----- RECORDS FOR PROCESSING -----
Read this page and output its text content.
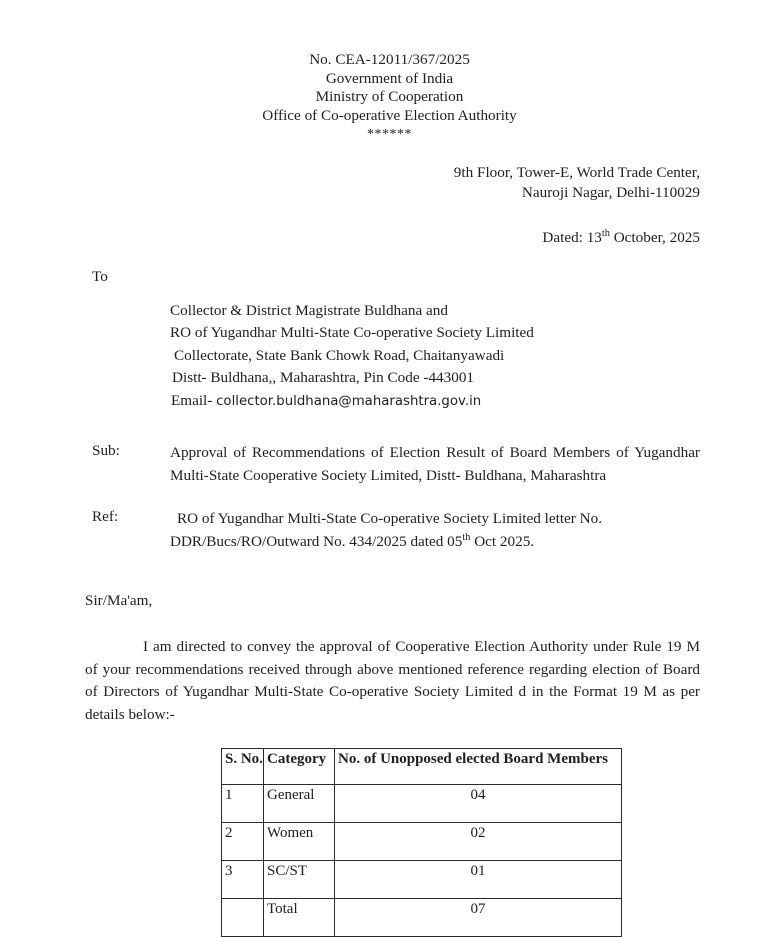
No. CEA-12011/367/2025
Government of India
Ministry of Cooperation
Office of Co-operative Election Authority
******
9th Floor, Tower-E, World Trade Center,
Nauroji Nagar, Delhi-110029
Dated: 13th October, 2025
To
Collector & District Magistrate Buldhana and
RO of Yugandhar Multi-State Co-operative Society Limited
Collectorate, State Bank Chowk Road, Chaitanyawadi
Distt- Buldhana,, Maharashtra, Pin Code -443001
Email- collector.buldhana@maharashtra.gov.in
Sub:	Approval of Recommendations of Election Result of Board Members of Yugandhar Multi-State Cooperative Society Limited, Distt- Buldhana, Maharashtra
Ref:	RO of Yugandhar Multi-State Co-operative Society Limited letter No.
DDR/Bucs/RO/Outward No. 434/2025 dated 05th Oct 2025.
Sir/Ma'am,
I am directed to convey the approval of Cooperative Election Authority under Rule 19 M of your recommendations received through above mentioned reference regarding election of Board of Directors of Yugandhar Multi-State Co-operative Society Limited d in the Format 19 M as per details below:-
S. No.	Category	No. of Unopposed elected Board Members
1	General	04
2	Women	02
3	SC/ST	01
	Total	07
-----
----- RECORDS FOR PROCESSING -----
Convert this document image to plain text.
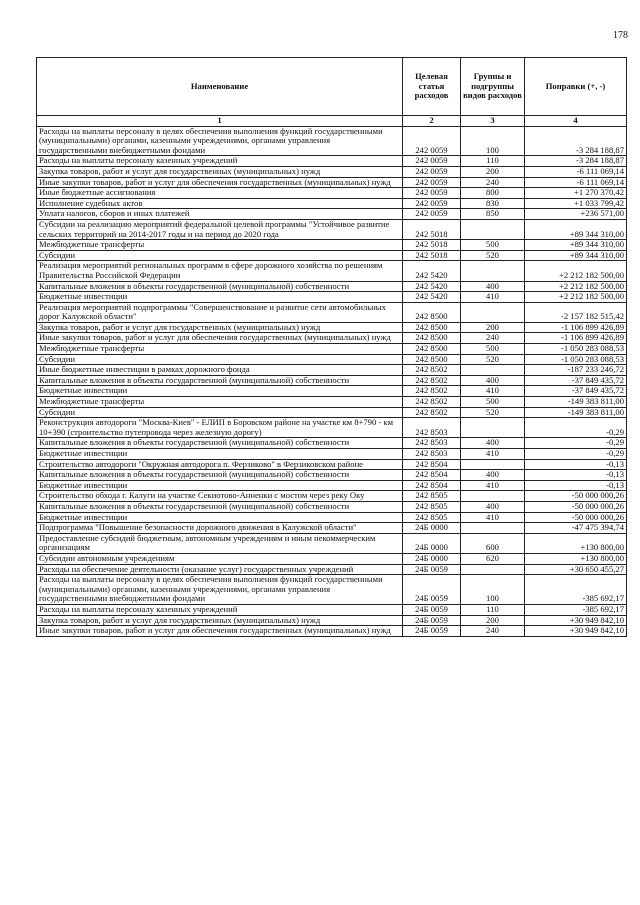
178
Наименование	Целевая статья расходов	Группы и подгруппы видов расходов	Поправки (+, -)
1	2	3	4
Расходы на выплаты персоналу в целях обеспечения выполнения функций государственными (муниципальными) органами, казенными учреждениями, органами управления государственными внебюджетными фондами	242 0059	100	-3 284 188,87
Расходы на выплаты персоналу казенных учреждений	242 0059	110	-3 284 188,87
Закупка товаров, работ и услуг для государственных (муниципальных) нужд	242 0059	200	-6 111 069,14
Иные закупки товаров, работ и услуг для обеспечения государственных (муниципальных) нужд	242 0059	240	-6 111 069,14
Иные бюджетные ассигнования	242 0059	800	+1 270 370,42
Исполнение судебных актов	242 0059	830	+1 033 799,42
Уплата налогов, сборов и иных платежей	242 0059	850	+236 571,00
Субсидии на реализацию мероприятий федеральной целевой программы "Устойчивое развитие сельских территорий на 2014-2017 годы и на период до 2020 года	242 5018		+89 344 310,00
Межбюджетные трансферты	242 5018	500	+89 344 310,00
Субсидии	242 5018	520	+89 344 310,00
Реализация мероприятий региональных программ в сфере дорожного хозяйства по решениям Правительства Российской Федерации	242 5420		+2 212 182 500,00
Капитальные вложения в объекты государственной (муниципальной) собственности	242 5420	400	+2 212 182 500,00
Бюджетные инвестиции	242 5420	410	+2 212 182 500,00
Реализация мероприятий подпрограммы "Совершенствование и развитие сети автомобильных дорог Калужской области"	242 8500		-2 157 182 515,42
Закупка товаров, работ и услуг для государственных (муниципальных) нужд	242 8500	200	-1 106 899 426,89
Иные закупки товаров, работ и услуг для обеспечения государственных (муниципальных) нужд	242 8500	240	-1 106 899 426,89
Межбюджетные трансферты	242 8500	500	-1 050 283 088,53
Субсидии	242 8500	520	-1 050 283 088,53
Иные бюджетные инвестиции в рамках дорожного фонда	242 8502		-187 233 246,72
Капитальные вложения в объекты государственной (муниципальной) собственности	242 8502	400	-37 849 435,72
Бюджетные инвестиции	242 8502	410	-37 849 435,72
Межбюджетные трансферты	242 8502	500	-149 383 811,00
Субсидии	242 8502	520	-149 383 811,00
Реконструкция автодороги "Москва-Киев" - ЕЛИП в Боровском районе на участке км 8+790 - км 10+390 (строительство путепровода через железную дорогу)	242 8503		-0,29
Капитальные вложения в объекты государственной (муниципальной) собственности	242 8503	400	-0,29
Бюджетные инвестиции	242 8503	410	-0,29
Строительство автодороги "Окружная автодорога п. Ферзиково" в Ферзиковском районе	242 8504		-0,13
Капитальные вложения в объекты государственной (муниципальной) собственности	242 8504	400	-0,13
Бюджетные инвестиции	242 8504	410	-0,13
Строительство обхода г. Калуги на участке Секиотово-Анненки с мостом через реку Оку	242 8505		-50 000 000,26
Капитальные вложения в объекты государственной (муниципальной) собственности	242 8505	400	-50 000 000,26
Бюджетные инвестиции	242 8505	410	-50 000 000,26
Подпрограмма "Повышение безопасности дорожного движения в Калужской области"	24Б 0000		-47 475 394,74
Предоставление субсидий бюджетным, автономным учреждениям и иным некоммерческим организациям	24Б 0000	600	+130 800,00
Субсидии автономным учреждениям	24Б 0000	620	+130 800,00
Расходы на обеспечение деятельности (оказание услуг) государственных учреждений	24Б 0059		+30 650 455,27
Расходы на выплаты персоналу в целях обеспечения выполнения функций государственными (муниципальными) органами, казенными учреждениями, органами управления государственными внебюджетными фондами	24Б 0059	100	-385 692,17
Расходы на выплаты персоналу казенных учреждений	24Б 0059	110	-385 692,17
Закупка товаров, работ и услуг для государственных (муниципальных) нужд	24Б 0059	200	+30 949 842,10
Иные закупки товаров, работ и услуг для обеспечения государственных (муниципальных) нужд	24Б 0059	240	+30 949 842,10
-----
----- RECORDS FOR PROCESSING -----
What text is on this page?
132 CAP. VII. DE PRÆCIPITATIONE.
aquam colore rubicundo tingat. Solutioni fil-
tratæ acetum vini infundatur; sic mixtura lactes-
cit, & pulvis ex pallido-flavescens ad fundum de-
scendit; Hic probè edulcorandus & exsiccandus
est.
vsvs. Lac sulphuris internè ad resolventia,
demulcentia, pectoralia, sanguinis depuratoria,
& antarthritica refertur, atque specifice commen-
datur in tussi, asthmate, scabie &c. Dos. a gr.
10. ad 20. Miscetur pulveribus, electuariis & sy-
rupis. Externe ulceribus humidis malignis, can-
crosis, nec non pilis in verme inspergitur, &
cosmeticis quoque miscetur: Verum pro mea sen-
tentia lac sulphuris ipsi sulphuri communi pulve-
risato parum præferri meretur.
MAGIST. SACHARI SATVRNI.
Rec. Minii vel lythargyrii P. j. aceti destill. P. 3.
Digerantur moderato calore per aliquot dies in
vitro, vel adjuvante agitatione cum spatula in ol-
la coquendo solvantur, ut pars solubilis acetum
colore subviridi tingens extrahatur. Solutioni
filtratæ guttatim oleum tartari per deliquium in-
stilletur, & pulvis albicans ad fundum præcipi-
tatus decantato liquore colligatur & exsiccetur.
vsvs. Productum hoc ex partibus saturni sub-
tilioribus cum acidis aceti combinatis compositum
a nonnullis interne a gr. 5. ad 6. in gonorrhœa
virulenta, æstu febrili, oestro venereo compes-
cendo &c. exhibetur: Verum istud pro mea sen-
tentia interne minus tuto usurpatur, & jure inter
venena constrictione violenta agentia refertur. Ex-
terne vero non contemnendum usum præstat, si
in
-----
* [WHAT YOU WILL DO]: Locate all lines in the listing above with the word "Расходы" and copy them.

* [TASK ANSWER]:
Расходы на выплаты персоналу в целях обеспечения выполнения функций государственными (муниципальными) органами, казенными учреждениями, органами управления государственными внебюджетными фондами	242 0059	100	-3 284 188,87
Расходы на выплаты персоналу казенных учреждений	242 0059	110	-3 284 188,87
Расходы на обеспечение деятельности (оказание услуг) государственных учреждений	24Б 0059		+30 650 455,27
Расходы на выплаты персоналу в целях обеспечения выполнения функций государственными (муниципальными) органами, казенными учреждениями, органами управления государственными внебюджетными фондами	24Б 0059	100	-385 692,17
Расходы на выплаты персоналу казенных учреждений	24Б 0059	110	-385 692,17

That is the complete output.